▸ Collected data
-----

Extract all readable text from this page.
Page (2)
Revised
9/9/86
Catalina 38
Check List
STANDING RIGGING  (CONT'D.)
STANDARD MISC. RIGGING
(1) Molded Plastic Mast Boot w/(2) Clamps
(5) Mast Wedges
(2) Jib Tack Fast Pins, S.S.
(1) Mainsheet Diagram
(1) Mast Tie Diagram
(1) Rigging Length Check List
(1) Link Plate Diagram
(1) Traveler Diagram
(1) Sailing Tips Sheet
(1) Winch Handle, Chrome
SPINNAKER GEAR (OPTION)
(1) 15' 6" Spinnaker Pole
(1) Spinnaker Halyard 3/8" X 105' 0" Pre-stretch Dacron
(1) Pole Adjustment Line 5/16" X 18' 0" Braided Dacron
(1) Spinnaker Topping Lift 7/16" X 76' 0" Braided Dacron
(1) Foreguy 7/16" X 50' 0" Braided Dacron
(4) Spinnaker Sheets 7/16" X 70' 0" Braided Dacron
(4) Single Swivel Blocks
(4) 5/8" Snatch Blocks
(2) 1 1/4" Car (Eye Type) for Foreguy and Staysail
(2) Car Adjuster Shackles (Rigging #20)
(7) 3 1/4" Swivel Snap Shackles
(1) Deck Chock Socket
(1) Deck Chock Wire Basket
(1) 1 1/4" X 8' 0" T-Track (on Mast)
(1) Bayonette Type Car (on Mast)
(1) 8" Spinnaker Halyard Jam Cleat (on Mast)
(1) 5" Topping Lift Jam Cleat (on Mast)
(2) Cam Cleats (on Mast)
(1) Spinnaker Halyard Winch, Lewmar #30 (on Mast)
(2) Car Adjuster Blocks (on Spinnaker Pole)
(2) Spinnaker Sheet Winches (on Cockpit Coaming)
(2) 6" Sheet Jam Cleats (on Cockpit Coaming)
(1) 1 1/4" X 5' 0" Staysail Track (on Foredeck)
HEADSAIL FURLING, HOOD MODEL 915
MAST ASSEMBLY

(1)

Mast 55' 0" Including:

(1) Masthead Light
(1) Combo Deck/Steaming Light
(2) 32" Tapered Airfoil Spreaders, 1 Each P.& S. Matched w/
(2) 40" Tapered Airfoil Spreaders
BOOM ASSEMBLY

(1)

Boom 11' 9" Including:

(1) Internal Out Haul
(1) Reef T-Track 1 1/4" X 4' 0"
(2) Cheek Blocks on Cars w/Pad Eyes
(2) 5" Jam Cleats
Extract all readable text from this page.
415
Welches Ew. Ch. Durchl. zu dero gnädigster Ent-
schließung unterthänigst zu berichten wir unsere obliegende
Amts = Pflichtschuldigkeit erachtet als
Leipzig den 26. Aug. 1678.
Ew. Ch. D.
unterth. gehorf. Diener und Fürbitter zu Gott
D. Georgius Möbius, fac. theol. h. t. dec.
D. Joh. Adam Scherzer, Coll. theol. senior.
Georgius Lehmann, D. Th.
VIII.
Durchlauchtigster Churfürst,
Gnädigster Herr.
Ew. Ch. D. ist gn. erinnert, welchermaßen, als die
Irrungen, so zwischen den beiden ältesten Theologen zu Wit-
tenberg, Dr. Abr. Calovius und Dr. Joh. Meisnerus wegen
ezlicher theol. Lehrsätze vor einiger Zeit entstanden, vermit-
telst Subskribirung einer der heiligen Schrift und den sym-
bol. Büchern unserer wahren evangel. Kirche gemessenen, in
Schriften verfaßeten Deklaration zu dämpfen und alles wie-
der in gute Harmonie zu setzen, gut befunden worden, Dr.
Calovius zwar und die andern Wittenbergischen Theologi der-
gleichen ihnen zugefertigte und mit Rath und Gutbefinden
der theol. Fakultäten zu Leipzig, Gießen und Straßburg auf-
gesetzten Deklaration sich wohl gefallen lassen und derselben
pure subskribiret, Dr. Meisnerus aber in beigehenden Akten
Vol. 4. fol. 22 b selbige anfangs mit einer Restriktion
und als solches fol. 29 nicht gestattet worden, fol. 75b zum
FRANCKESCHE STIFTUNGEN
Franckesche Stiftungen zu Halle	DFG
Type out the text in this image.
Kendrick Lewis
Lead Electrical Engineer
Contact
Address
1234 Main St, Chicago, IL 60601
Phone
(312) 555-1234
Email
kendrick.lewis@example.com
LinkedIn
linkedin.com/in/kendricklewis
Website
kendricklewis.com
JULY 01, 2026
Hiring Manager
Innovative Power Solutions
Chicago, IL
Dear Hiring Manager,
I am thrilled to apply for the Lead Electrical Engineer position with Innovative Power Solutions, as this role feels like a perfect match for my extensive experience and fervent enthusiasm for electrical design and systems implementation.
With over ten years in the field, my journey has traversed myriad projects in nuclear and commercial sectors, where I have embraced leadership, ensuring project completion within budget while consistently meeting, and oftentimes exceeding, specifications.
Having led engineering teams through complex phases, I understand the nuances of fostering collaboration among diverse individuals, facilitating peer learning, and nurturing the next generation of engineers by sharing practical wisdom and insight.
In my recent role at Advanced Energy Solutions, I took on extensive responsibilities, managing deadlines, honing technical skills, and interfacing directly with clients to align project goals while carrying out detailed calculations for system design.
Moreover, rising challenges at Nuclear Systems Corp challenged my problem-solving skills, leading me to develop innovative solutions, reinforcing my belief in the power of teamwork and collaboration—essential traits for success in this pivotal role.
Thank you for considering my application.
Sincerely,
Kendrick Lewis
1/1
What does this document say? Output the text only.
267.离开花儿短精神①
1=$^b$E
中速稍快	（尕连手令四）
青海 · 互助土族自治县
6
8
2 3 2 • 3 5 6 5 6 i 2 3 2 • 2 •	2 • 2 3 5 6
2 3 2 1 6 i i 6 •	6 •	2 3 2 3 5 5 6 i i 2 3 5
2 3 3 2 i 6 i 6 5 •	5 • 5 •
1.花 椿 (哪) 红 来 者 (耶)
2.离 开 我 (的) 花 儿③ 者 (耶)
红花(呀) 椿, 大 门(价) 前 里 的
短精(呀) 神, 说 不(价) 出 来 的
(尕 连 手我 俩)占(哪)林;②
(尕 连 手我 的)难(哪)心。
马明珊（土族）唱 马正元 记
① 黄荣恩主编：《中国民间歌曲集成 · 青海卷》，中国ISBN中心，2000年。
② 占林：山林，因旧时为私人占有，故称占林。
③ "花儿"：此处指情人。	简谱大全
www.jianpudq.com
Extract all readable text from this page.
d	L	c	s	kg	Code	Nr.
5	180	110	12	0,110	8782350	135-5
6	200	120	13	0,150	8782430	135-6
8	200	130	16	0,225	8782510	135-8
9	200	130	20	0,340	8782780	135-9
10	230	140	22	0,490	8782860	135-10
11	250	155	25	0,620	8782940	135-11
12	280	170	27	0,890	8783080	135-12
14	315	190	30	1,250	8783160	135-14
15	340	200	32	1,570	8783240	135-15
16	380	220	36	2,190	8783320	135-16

-----

▸ REQUIREMENTS
Find the lines above that contain the word "kendricklewis" and collect them.

▸ EXPECTED ANSWER
linkedin.com/in/kendricklewis
kendricklewis.com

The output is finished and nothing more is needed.